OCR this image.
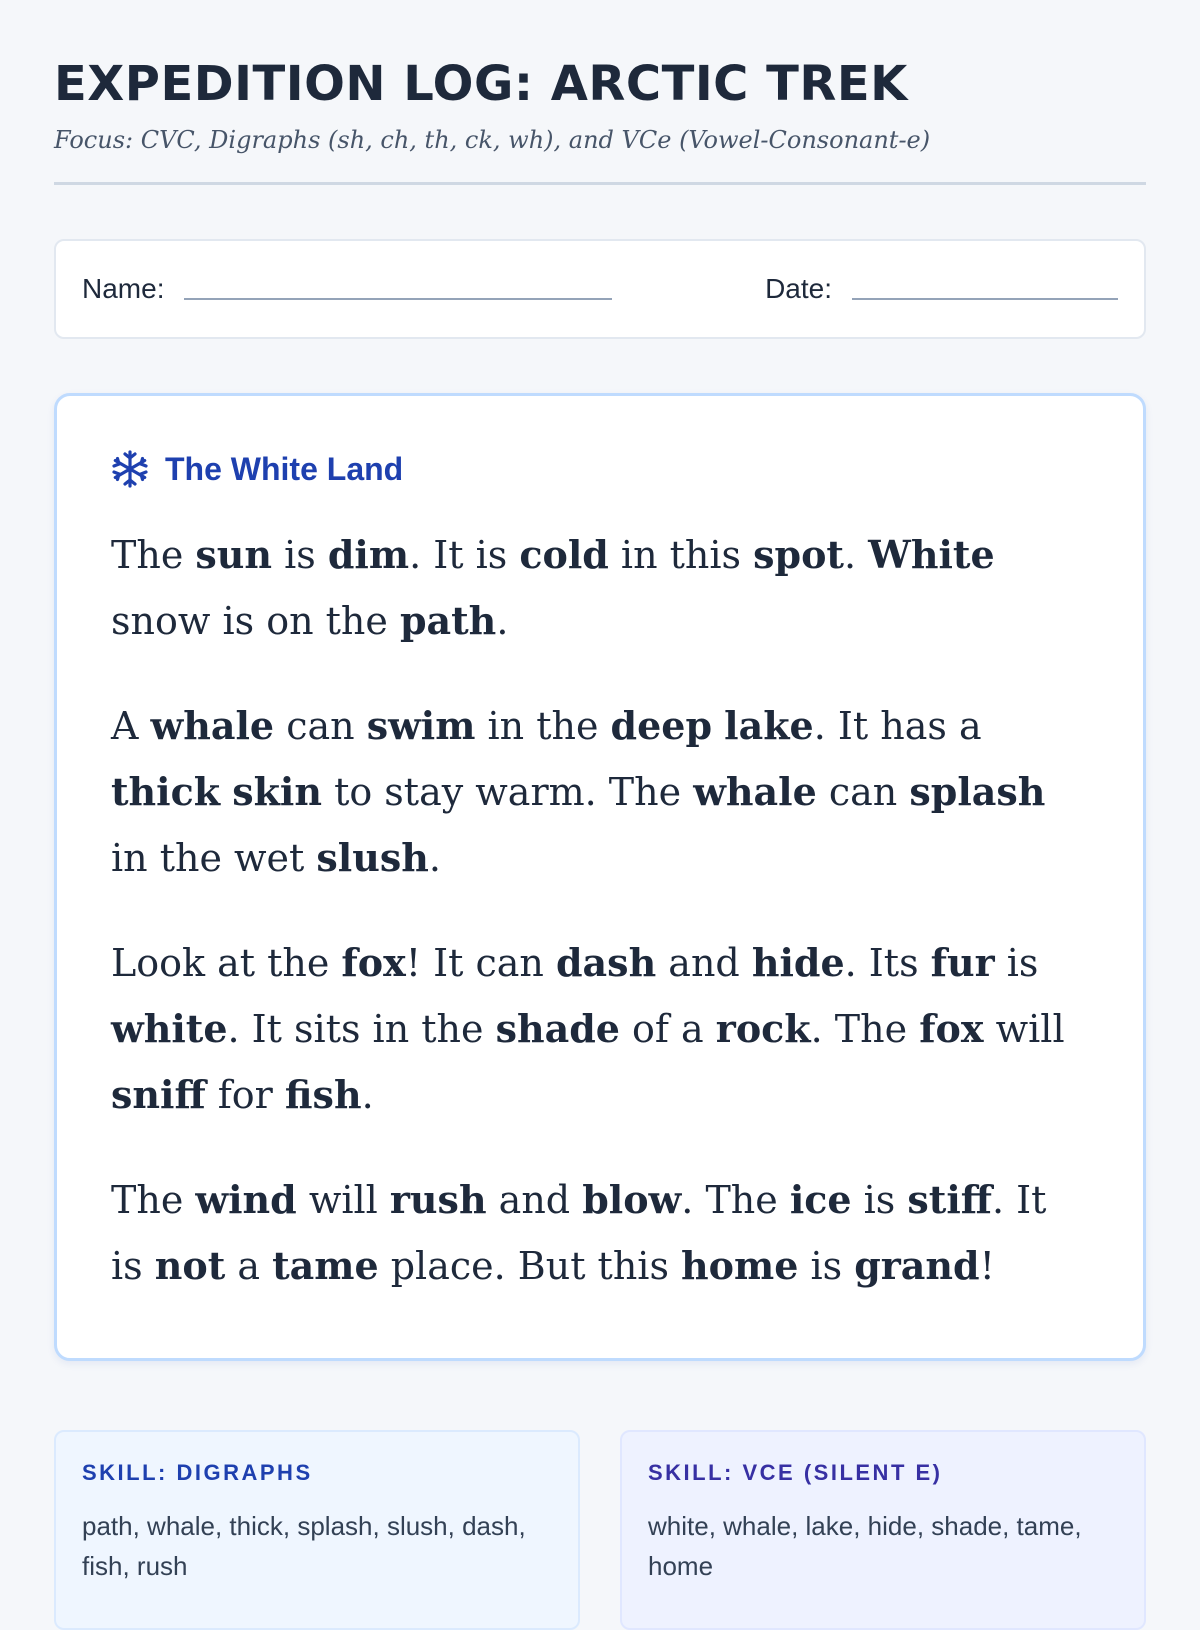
EXPEDITION LOG: ARCTIC TREK

Focus: CVC, Digraphs (sh, ch, th, ck, wh), and VCe (Vowel-Consonant-e)

Name:	Date:
The White Land

The sun is dim. It is cold in this spot. White snow is on the path.

A whale can swim in the deep lake. It has a thick skin to stay warm. The whale can splash in the wet slush.

Look at the fox! It can dash and hide. Its fur is white. It sits in the shade of a rock. The fox will sniff for fish.

The wind will rush and blow. The ice is stiff. It is not a tame place. But this home is grand!

SKILL: DIGRAPHS
path, whale, thick, splash, slush, dash, fish, rush
SKILL: VCE (SILENT E)
white, whale, lake, hide, shade, tame, home
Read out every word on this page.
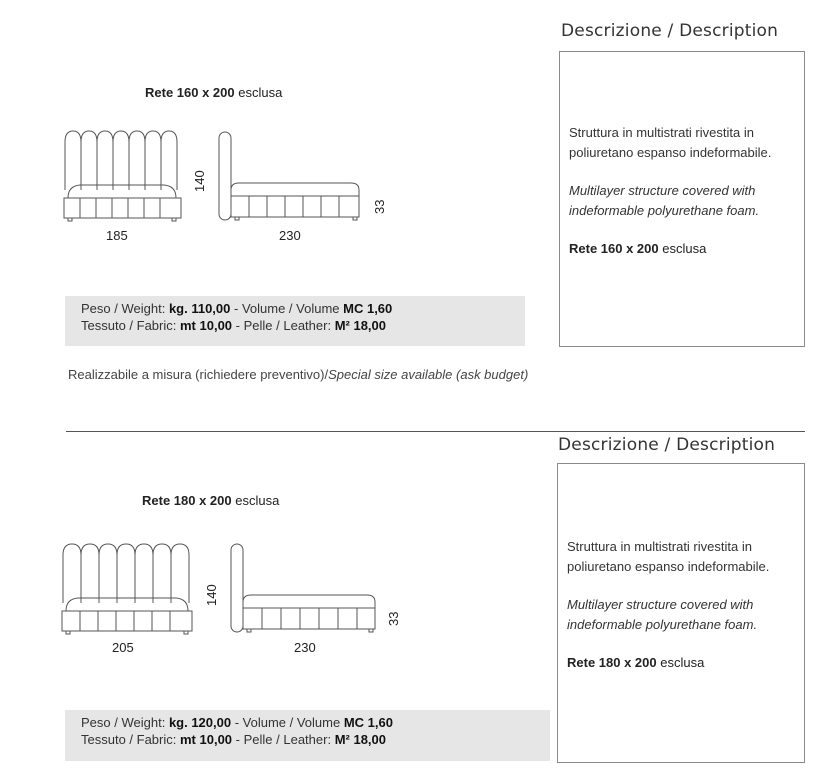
Descrizione / Description
Struttura in multistrati rivestita in poliuretano espanso indeformabile.
Multilayer structure covered with indeformable polyurethane foam.
Rete 160 x 200 esclusa
Rete 160 x 200 esclusa
185
140
230
33
Peso / Weight: kg. 110,00 - Volume / Volume MC 1,60
Tessuto / Fabric: mt 10,00 - Pelle / Leather: M² 18,00
Realizzabile a misura (richiedere preventivo)/Special size available (ask budget)
Descrizione / Description
Struttura in multistrati rivestita in poliuretano espanso indeformabile.
Multilayer structure covered with indeformable polyurethane foam.
Rete 180 x 200 esclusa
Rete 180 x 200 esclusa
205
140
230
33
Peso / Weight: kg. 120,00 - Volume / Volume MC 1,60
Tessuto / Fabric: mt 10,00 - Pelle / Leather: M² 18,00
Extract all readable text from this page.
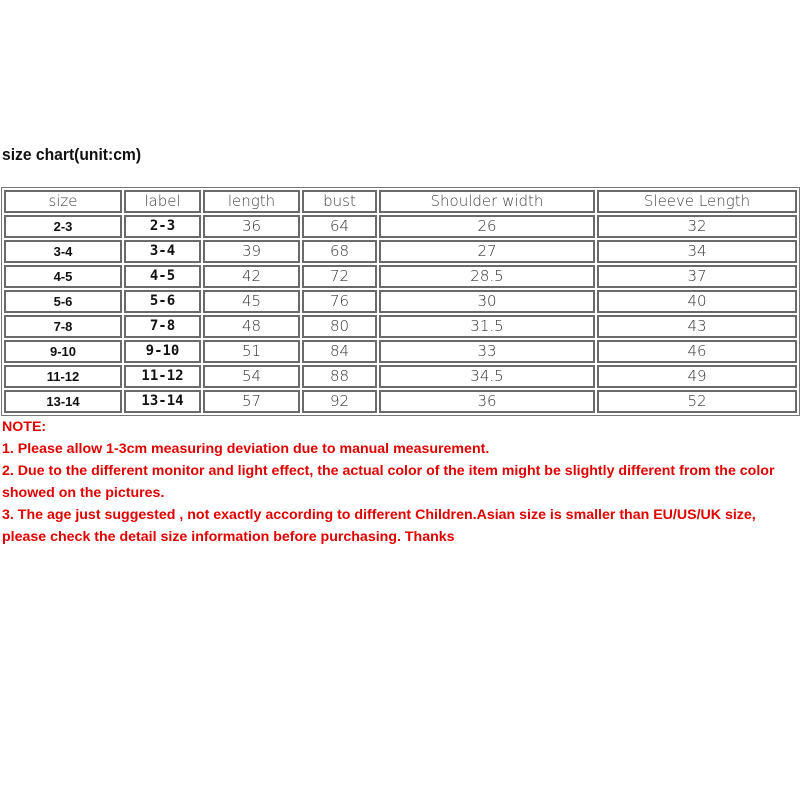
size chart(unit:cm)
size	label	length	bust	Shoulder width	Sleeve Length
2-3	2-3	36	64	26	32
3-4	3-4	39	68	27	34
4-5	4-5	42	72	28.5	37
5-6	5-6	45	76	30	40
7-8	7-8	48	80	31.5	43
9-10	9-10	51	84	33	46
11-12	11-12	54	88	34.5	49
13-14	13-14	57	92	36	52
NOTE:
1. Please allow 1-3cm measuring deviation due to manual measurement.
2. Due to the different monitor and light effect, the actual color of the item might be slightly different from the color showed on the pictures.
3. The age just suggested , not exactly according to different Children.Asian size is smaller than EU/US/UK size, please check the detail size information before purchasing. Thanks
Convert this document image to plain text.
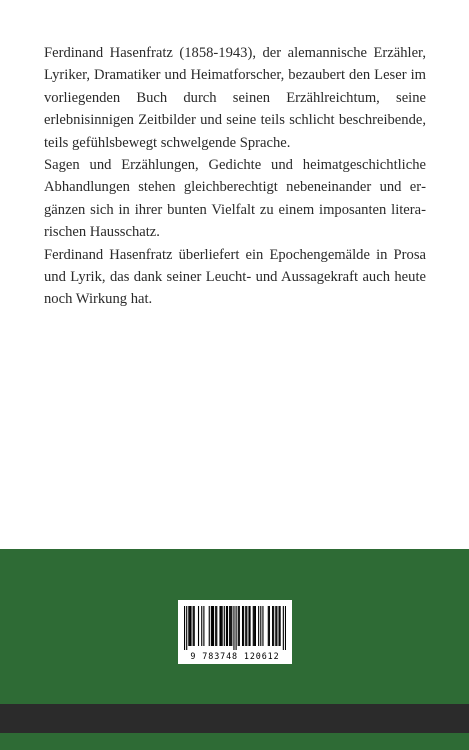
Ferdinand Hasenfratz (1858-1943), der alemannische Erzähler, Lyriker, Dramatiker und Heimatforscher, bezaubert den Leser im vorliegenden Buch durch seinen Erzählreichtum, seine erlebnisinnigen Zeitbilder und seine teils schlicht beschreibende, teils gefühlsbewegt schwelgende Sprache.

Sagen und Erzählungen, Gedichte und heimatgeschichtliche Abhandlungen stehen gleichberechtigt nebeneinander und ergänzen sich in ihrer bunten Vielfalt zu einem imposanten literarischen Hausschatz.

Ferdinand Hasenfratz überliefert ein Epochengemälde in Prosa und Lyrik, das dank seiner Leucht- und Aussagekraft auch heute noch Wirkung hat.

9 783748 120612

--- --- ---

What is asked: Go through the entries above and output them exactly, without pictures.

The solution:
OCR this image.
EXPEDITION LOG: ARCTIC TREK

Focus: CVC, Digraphs (sh, ch, th, ck, wh), and VCe (Vowel-Consonant-e)

Name:	Date:
The White Land

The sun is dim. It is cold in this spot. White snow is on the path.

A whale can swim in the deep lake. It has a thick skin to stay warm. The whale can splash in the wet slush.

Look at the fox! It can dash and hide. Its fur is white. It sits in the shade of a rock. The fox will sniff for fish.

The wind will rush and blow. The ice is stiff. It is not a tame place. But this home is grand!

SKILL: DIGRAPHS
path, whale, thick, splash, slush, dash, fish, rush
SKILL: VCE (SILENT E)
white, whale, lake, hide, shade, tame, home
Read out every word on this page.
Descrizione / Description
Struttura in multistrati rivestita in poliuretano espanso indeformabile.
Multilayer structure covered with indeformable polyurethane foam.
Rete 160 x 200 esclusa
Rete 160 x 200 esclusa
185
140
230
33
Peso / Weight: kg. 110,00 - Volume / Volume MC 1,60
Tessuto / Fabric: mt 10,00 - Pelle / Leather: M² 18,00
Realizzabile a misura (richiedere preventivo)/Special size available (ask budget)
Descrizione / Description
Struttura in multistrati rivestita in poliuretano espanso indeformabile.
Multilayer structure covered with indeformable polyurethane foam.
Rete 180 x 200 esclusa
Rete 180 x 200 esclusa
205
140
230
33
Peso / Weight: kg. 120,00 - Volume / Volume MC 1,60
Tessuto / Fabric: mt 10,00 - Pelle / Leather: M² 18,00
Extract all readable text from this page.
size chart(unit:cm)
size	label	length	bust	Shoulder width	Sleeve Length
2-3	2-3	36	64	26	32
3-4	3-4	39	68	27	34
4-5	4-5	42	72	28.5	37
5-6	5-6	45	76	30	40
7-8	7-8	48	80	31.5	43
9-10	9-10	51	84	33	46
11-12	11-12	54	88	34.5	49
13-14	13-14	57	92	36	52
NOTE:
1. Please allow 1-3cm measuring deviation due to manual measurement.
2. Due to the different monitor and light effect, the actual color of the item might be slightly different from the color showed on the pictures.
3. The age just suggested , not exactly according to different Children.Asian size is smaller than EU/US/UK size, please check the detail size information before purchasing. Thanks
Convert this document image to plain text.
Ferdinand Hasenfratz (1858-1943), der alemannische Erzähler, Lyriker, Dramatiker und Heimatforscher, bezaubert den Leser im vorliegenden Buch durch seinen Erzählreichtum, seine erlebnisinnigen Zeitbilder und seine teils schlicht beschreibende, teils gefühlsbewegt schwelgende Sprache.

Sagen und Erzählungen, Gedichte und heimatgeschichtliche Abhandlungen stehen gleichberechtigt nebeneinander und ergänzen sich in ihrer bunten Vielfalt zu einem imposanten literarischen Hausschatz.

Ferdinand Hasenfratz überliefert ein Epochengemälde in Prosa und Lyrik, das dank seiner Leucht- und Aussagekraft auch heute noch Wirkung hat.

9 783748 120612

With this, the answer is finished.